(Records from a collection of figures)
>>>
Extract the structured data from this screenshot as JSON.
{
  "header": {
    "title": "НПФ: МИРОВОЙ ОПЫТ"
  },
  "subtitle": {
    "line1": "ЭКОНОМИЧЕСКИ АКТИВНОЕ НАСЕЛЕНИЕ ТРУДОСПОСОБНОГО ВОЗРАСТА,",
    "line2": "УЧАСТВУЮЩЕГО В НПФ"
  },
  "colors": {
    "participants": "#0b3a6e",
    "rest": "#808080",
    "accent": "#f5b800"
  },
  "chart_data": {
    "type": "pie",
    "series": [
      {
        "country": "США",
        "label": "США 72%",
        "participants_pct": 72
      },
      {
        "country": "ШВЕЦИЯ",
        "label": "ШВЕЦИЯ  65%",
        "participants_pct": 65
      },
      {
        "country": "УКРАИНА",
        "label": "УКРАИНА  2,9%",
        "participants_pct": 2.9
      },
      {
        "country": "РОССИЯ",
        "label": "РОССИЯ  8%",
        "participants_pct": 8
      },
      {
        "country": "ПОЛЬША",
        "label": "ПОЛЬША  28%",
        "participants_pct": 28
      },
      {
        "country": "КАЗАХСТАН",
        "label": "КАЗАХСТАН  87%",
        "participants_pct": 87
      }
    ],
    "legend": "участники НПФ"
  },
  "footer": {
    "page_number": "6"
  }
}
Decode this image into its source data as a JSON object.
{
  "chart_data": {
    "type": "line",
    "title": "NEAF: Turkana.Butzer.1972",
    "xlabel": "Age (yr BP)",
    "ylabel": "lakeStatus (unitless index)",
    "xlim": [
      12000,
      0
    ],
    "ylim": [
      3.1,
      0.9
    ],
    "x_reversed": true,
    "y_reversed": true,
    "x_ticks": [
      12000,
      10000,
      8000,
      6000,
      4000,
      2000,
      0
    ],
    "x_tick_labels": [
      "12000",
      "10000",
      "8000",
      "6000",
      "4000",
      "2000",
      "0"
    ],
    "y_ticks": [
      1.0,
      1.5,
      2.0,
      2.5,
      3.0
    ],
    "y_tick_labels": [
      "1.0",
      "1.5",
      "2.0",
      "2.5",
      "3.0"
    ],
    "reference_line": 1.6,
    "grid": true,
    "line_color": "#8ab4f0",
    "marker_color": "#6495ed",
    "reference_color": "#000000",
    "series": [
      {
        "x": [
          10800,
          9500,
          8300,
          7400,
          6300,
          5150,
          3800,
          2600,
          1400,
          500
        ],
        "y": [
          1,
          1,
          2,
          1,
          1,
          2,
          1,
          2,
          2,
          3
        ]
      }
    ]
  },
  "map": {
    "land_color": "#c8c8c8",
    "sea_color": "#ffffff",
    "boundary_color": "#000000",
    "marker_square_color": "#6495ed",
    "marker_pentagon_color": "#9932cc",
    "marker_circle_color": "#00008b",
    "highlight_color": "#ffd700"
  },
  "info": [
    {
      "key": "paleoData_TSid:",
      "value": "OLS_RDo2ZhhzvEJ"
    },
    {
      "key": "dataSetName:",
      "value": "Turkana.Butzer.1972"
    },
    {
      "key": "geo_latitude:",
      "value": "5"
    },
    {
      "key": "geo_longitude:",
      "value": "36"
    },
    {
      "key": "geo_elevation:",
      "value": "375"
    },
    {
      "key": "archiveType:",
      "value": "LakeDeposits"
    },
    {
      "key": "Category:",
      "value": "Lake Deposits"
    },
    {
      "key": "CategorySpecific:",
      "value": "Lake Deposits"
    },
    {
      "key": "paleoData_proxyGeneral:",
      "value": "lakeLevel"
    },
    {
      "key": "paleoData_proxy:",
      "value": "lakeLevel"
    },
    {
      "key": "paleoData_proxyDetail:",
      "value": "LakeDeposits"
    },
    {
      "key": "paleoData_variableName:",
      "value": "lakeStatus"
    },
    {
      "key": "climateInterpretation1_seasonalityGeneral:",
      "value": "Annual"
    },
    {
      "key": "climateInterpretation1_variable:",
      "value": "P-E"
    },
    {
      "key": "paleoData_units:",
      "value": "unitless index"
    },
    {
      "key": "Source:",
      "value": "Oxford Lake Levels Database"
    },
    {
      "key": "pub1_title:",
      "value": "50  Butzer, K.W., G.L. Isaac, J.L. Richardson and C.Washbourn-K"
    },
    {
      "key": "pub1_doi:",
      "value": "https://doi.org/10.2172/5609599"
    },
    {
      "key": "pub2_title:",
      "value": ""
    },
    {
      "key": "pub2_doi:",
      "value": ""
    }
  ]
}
<<<
• **What you have to do**: Please reproduce all of the entries exactly as they stand.

• **Task response**:
Extract the structured data from this screenshot as JSON.
{
  "header": {
    "title": "НПФ: МИРОВОЙ ОПЫТ"
  },
  "subtitle": {
    "line1": "ЭКОНОМИЧЕСКИ АКТИВНОЕ НАСЕЛЕНИЕ ТРУДОСПОСОБНОГО ВОЗРАСТА,",
    "line2": "УЧАСТВУЮЩЕГО В НПФ"
  },
  "colors": {
    "participants": "#0b3a6e",
    "rest": "#808080",
    "accent": "#f5b800"
  },
  "chart_data": {
    "type": "pie",
    "series": [
      {
        "country": "США",
        "label": "США 72%",
        "participants_pct": 72
      },
      {
        "country": "ШВЕЦИЯ",
        "label": "ШВЕЦИЯ  65%",
        "participants_pct": 65
      },
      {
        "country": "УКРАИНА",
        "label": "УКРАИНА  2,9%",
        "participants_pct": 2.9
      },
      {
        "country": "РОССИЯ",
        "label": "РОССИЯ  8%",
        "participants_pct": 8
      },
      {
        "country": "ПОЛЬША",
        "label": "ПОЛЬША  28%",
        "participants_pct": 28
      },
      {
        "country": "КАЗАХСТАН",
        "label": "КАЗАХСТАН  87%",
        "participants_pct": 87
      }
    ],
    "legend": "участники НПФ"
  },
  "footer": {
    "page_number": "6"
  }
}
Decode this image into its source data as a JSON object.
{
  "chart_data": {
    "type": "line",
    "title": "NEAF: Turkana.Butzer.1972",
    "xlabel": "Age (yr BP)",
    "ylabel": "lakeStatus (unitless index)",
    "xlim": [
      12000,
      0
    ],
    "ylim": [
      3.1,
      0.9
    ],
    "x_reversed": true,
    "y_reversed": true,
    "x_ticks": [
      12000,
      10000,
      8000,
      6000,
      4000,
      2000,
      0
    ],
    "x_tick_labels": [
      "12000",
      "10000",
      "8000",
      "6000",
      "4000",
      "2000",
      "0"
    ],
    "y_ticks": [
      1.0,
      1.5,
      2.0,
      2.5,
      3.0
    ],
    "y_tick_labels": [
      "1.0",
      "1.5",
      "2.0",
      "2.5",
      "3.0"
    ],
    "reference_line": 1.6,
    "grid": true,
    "line_color": "#8ab4f0",
    "marker_color": "#6495ed",
    "reference_color": "#000000",
    "series": [
      {
        "x": [
          10800,
          9500,
          8300,
          7400,
          6300,
          5150,
          3800,
          2600,
          1400,
          500
        ],
        "y": [
          1,
          1,
          2,
          1,
          1,
          2,
          1,
          2,
          2,
          3
        ]
      }
    ]
  },
  "map": {
    "land_color": "#c8c8c8",
    "sea_color": "#ffffff",
    "boundary_color": "#000000",
    "marker_square_color": "#6495ed",
    "marker_pentagon_color": "#9932cc",
    "marker_circle_color": "#00008b",
    "highlight_color": "#ffd700"
  },
  "info": [
    {
      "key": "paleoData_TSid:",
      "value": "OLS_RDo2ZhhzvEJ"
    },
    {
      "key": "dataSetName:",
      "value": "Turkana.Butzer.1972"
    },
    {
      "key": "geo_latitude:",
      "value": "5"
    },
    {
      "key": "geo_longitude:",
      "value": "36"
    },
    {
      "key": "geo_elevation:",
      "value": "375"
    },
    {
      "key": "archiveType:",
      "value": "LakeDeposits"
    },
    {
      "key": "Category:",
      "value": "Lake Deposits"
    },
    {
      "key": "CategorySpecific:",
      "value": "Lake Deposits"
    },
    {
      "key": "paleoData_proxyGeneral:",
      "value": "lakeLevel"
    },
    {
      "key": "paleoData_proxy:",
      "value": "lakeLevel"
    },
    {
      "key": "paleoData_proxyDetail:",
      "value": "LakeDeposits"
    },
    {
      "key": "paleoData_variableName:",
      "value": "lakeStatus"
    },
    {
      "key": "climateInterpretation1_seasonalityGeneral:",
      "value": "Annual"
    },
    {
      "key": "climateInterpretation1_variable:",
      "value": "P-E"
    },
    {
      "key": "paleoData_units:",
      "value": "unitless index"
    },
    {
      "key": "Source:",
      "value": "Oxford Lake Levels Database"
    },
    {
      "key": "pub1_title:",
      "value": "50  Butzer, K.W., G.L. Isaac, J.L. Richardson and C.Washbourn-K"
    },
    {
      "key": "pub1_doi:",
      "value": "https://doi.org/10.2172/5609599"
    },
    {
      "key": "pub2_title:",
      "value": ""
    },
    {
      "key": "pub2_doi:",
      "value": ""
    }
  ]
}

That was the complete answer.